Entries from a visual dataset
··········

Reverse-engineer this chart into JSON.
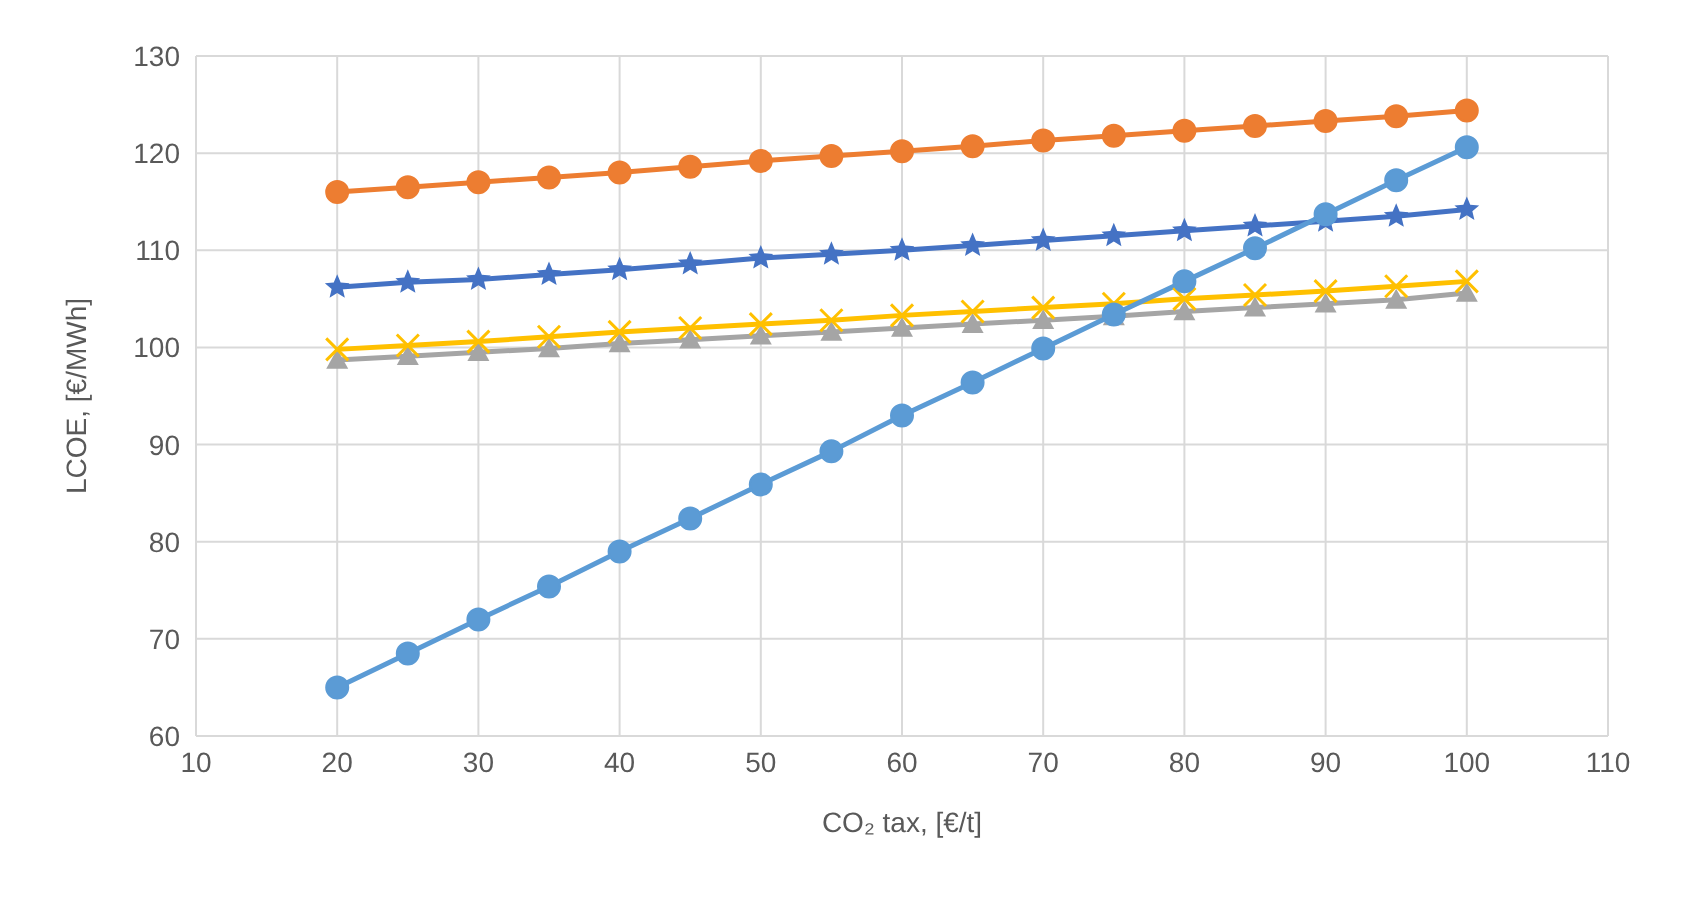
{
  "chart_data": {
    "type": "line",
    "xlabel": "CO₂ tax, [€/t]",
    "ylabel": "LCOE, [€/MWh]",
    "x": [
      20,
      25,
      30,
      35,
      40,
      45,
      50,
      55,
      60,
      65,
      70,
      75,
      80,
      85,
      90,
      95,
      100
    ],
    "xlim": [
      10,
      110
    ],
    "xticks": [
      10,
      20,
      30,
      40,
      50,
      60,
      70,
      80,
      90,
      100,
      110
    ],
    "ylim": [
      60,
      130
    ],
    "yticks": [
      60,
      70,
      80,
      90,
      100,
      110,
      120,
      130
    ],
    "grid": true,
    "legend": false,
    "line_style": "solid",
    "series": [
      {
        "color": "#5b9bd5",
        "marker": "circle",
        "values": [
          65,
          68.5,
          72,
          75.4,
          79,
          82.4,
          85.9,
          89.3,
          93,
          96.4,
          99.9,
          103.4,
          106.8,
          110.2,
          113.7,
          117.2,
          120.6
        ]
      },
      {
        "color": "#ed7d31",
        "marker": "circle",
        "values": [
          116,
          116.5,
          117,
          117.5,
          118,
          118.6,
          119.2,
          119.7,
          120.2,
          120.7,
          121.3,
          121.8,
          122.3,
          122.8,
          123.3,
          123.8,
          124.4
        ]
      },
      {
        "color": "#4472c4",
        "marker": "star",
        "values": [
          106.2,
          106.7,
          107,
          107.5,
          108,
          108.6,
          109.2,
          109.6,
          110,
          110.5,
          111,
          111.5,
          112,
          112.5,
          113,
          113.5,
          114.2
        ]
      },
      {
        "color": "#ffc000",
        "marker": "cross",
        "values": [
          99.8,
          100.2,
          100.6,
          101.1,
          101.6,
          102,
          102.4,
          102.8,
          103.3,
          103.7,
          104.1,
          104.5,
          105,
          105.4,
          105.8,
          106.3,
          106.8
        ]
      },
      {
        "color": "#a5a5a5",
        "marker": "triangle",
        "values": [
          98.7,
          99.1,
          99.5,
          99.9,
          100.4,
          100.8,
          101.2,
          101.6,
          102,
          102.4,
          102.8,
          103.2,
          103.7,
          104.1,
          104.5,
          104.9,
          105.6
        ]
      }
    ]
  }
}
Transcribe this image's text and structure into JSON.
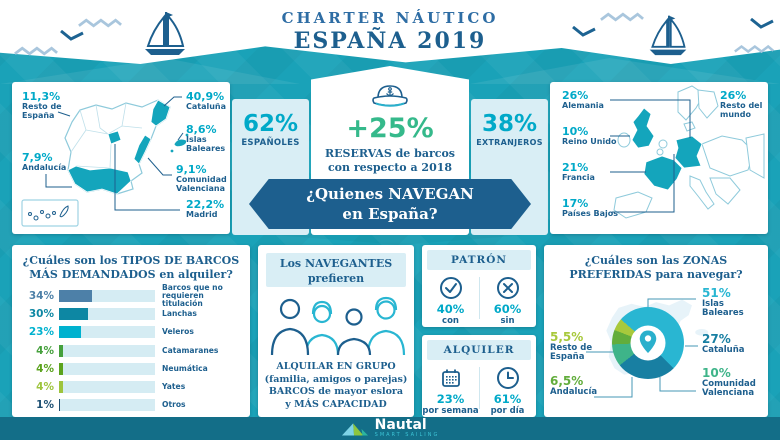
{
  "header": {
    "title_line1": "CHARTER NÁUTICO",
    "title_line2": "ESPAÑA 2019"
  },
  "who_sail": {
    "spanish_pct": "62%",
    "spanish_label": "ESPAÑOLES",
    "foreign_pct": "38%",
    "foreign_label": "EXTRANJEROS",
    "growth_pct": "+25%",
    "growth_line1": "RESERVAS de barcos",
    "growth_line2": "con respecto a 2018",
    "banner_line1": "¿Quienes NAVEGAN",
    "banner_line2": "en España?"
  },
  "spain_regions": {
    "resto": {
      "value": "11,3%",
      "label1": "Resto de",
      "label2": "España"
    },
    "cataluna": {
      "value": "40,9%",
      "label1": "Cataluña"
    },
    "baleares": {
      "value": "8,6%",
      "label1": "Islas",
      "label2": "Baleares"
    },
    "valenciana": {
      "value": "9,1%",
      "label1": "Comunidad",
      "label2": "Valenciana"
    },
    "madrid": {
      "value": "22,2%",
      "label1": "Madrid"
    },
    "andalucia": {
      "value": "7,9%",
      "label1": "Andalucía"
    }
  },
  "foreign_countries": {
    "alemania": {
      "value": "26%",
      "label1": "Alemania"
    },
    "reino_unido": {
      "value": "10%",
      "label1": "Reino Unido"
    },
    "francia": {
      "value": "21%",
      "label1": "Francia"
    },
    "paises_bajos": {
      "value": "17%",
      "label1": "Países Bajos"
    },
    "resto_mundo": {
      "value": "26%",
      "label1": "Resto del",
      "label2": "mundo"
    }
  },
  "boat_types": {
    "title_line1": "¿Cuáles son los TIPOS DE BARCOS",
    "title_line2": "MÁS DEMANDADOS en alquiler?"
  },
  "navigators": {
    "header_line1": "Los NAVEGANTES",
    "header_line2": "prefieren",
    "body_line1": "ALQUILAR EN GRUPO",
    "body_line2": "(familia, amigos o parejas)",
    "body_line3": "BARCOS de mayor eslora",
    "body_line4": "y MÁS CAPACIDAD"
  },
  "patron": {
    "title": "PATRÓN",
    "with_pct": "40%",
    "with_label": "con",
    "without_pct": "60%",
    "without_label": "sin"
  },
  "alquiler": {
    "title": "ALQUILER",
    "week_pct": "23%",
    "week_label": "por semana",
    "day_pct": "61%",
    "day_label": "por día"
  },
  "zones_title": {
    "line1": "¿Cuáles son las ZONAS",
    "line2": "PREFERIDAS para navegar?"
  },
  "footer": {
    "brand": "Nautal",
    "tagline": "SMART SAILING"
  },
  "colors": {
    "background_teal": "#1aa2b8",
    "map_highlight": "#14a5bc",
    "dark_blue": "#1d5f8e",
    "cyan_value": "#00a9c8",
    "green_growth": "#35b98b",
    "light_panel": "#d9eef5",
    "footer_teal": "#136e88"
  },
  "chart_data": [
    {
      "type": "bar",
      "title": "¿Cuáles son los TIPOS DE BARCOS MÁS DEMANDADOS en alquiler?",
      "orientation": "horizontal",
      "categories": [
        "Barcos que no requieren titulación",
        "Lanchas",
        "Veleros",
        "Catamaranes",
        "Neumática",
        "Yates",
        "Otros"
      ],
      "values": [
        34,
        30,
        23,
        4,
        4,
        4,
        1
      ],
      "value_labels": [
        "34%",
        "30%",
        "23%",
        "4%",
        "4%",
        "4%",
        "1%"
      ],
      "bar_colors": [
        "#4d80a8",
        "#0d87a3",
        "#00b2cf",
        "#45a03c",
        "#5ba31d",
        "#9ec43d",
        "#1c4f72"
      ],
      "xlim": [
        0,
        100
      ],
      "grid": false
    },
    {
      "type": "pie",
      "donut": true,
      "title": "¿Cuáles son las ZONAS PREFERIDAS para navegar?",
      "labels": [
        "Islas Baleares",
        "Cataluña",
        "Comunidad Valenciana",
        "Andalucía",
        "Resto de España"
      ],
      "values": [
        51,
        27,
        10,
        6.5,
        5.5
      ],
      "value_labels": [
        "51%",
        "27%",
        "10%",
        "6,5%",
        "5,5%"
      ],
      "colors": [
        "#29b6d2",
        "#187fa2",
        "#3eb489",
        "#62ad3c",
        "#a8c93c"
      ],
      "start_angle_deg": -49
    }
  ]
}
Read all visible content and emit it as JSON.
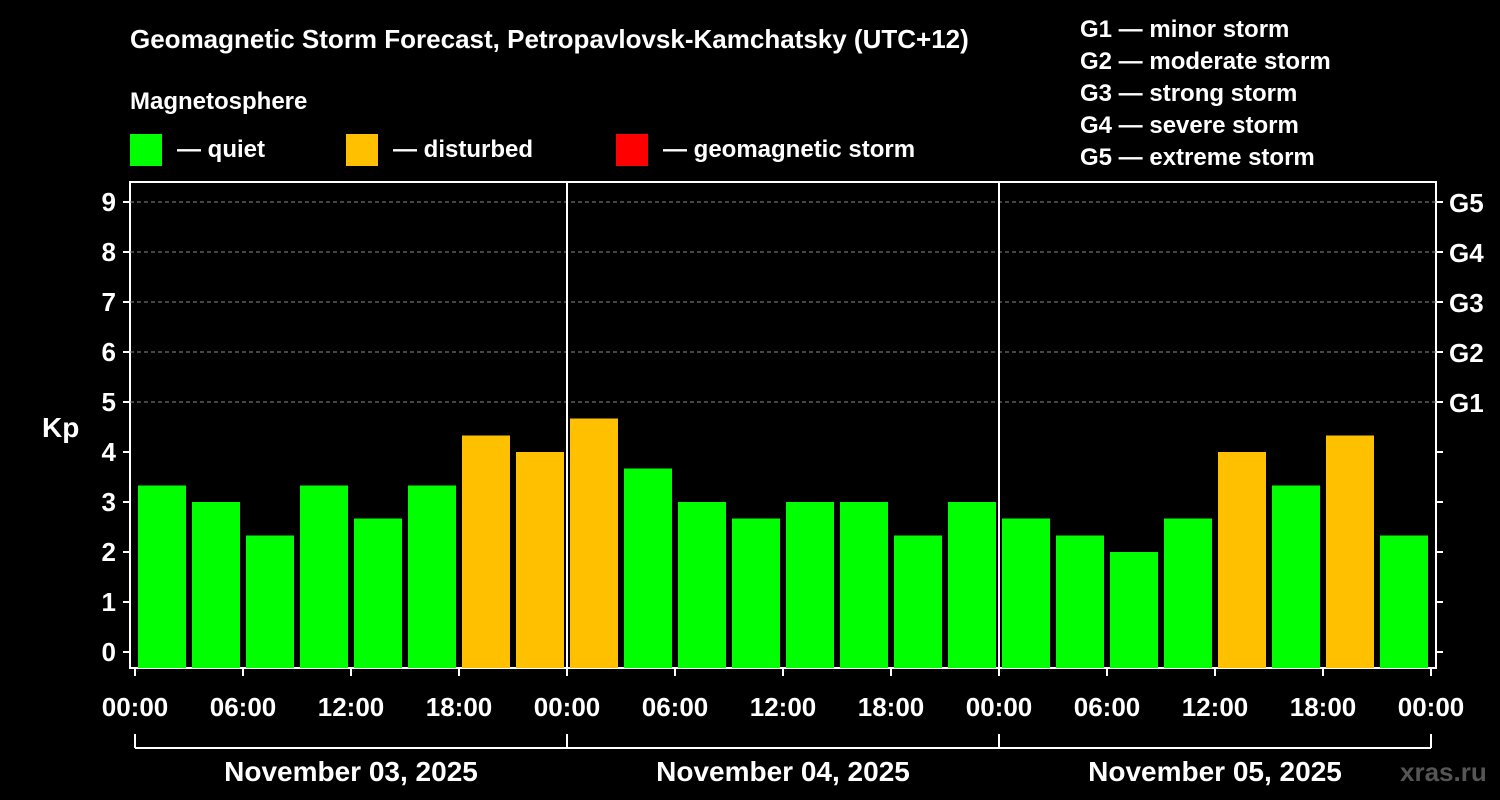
{
  "chart_data": {
    "type": "bar",
    "title": "Geomagnetic Storm Forecast, Petropavlovsk-Kamchatsky (UTC+12)",
    "ylabel": "Kp",
    "ylim": [
      0,
      9
    ],
    "yticks": [
      "0",
      "1",
      "2",
      "3",
      "4",
      "5",
      "6",
      "7",
      "8",
      "9"
    ],
    "storm_levels": [
      {
        "label": "G1",
        "kp": 5
      },
      {
        "label": "G2",
        "kp": 6
      },
      {
        "label": "G3",
        "kp": 7
      },
      {
        "label": "G4",
        "kp": 8
      },
      {
        "label": "G5",
        "kp": 9
      }
    ],
    "storm_legend": [
      "G1 — minor storm",
      "G2 — moderate storm",
      "G3 — strong storm",
      "G4 — severe storm",
      "G5 — extreme storm"
    ],
    "legend_title": "Magnetosphere",
    "legend": [
      {
        "label": "— quiet",
        "color": "#00ff00"
      },
      {
        "label": "— disturbed",
        "color": "#ffc000"
      },
      {
        "label": "— geomagnetic storm",
        "color": "#ff0000"
      }
    ],
    "colors": {
      "quiet": "#00ff00",
      "disturbed": "#ffc000",
      "storm": "#ff0000"
    },
    "xticks": [
      "00:00",
      "06:00",
      "12:00",
      "18:00",
      "00:00",
      "06:00",
      "12:00",
      "18:00",
      "00:00",
      "06:00",
      "12:00",
      "18:00",
      "00:00"
    ],
    "days": [
      "November 03, 2025",
      "November 04, 2025",
      "November 05, 2025"
    ],
    "values": [
      3.33,
      3.0,
      2.33,
      3.33,
      2.67,
      3.33,
      4.33,
      4.0,
      4.67,
      3.67,
      3.0,
      2.67,
      3.0,
      3.0,
      2.33,
      3.0,
      2.67,
      2.33,
      2.0,
      2.67,
      4.0,
      3.33,
      4.33,
      2.33
    ],
    "status": [
      "quiet",
      "quiet",
      "quiet",
      "quiet",
      "quiet",
      "quiet",
      "disturbed",
      "disturbed",
      "disturbed",
      "quiet",
      "quiet",
      "quiet",
      "quiet",
      "quiet",
      "quiet",
      "quiet",
      "quiet",
      "quiet",
      "quiet",
      "quiet",
      "disturbed",
      "quiet",
      "disturbed",
      "quiet"
    ],
    "watermark": "xras.ru"
  }
}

··········

• [SET EXERCISE] Using the listing above, locate the lines that hold "into" and copy each one.

• [FINISHED EXERCISE]
Reverse-engineer this chart into JSON.
Transcribe this image's text and structure into JSON.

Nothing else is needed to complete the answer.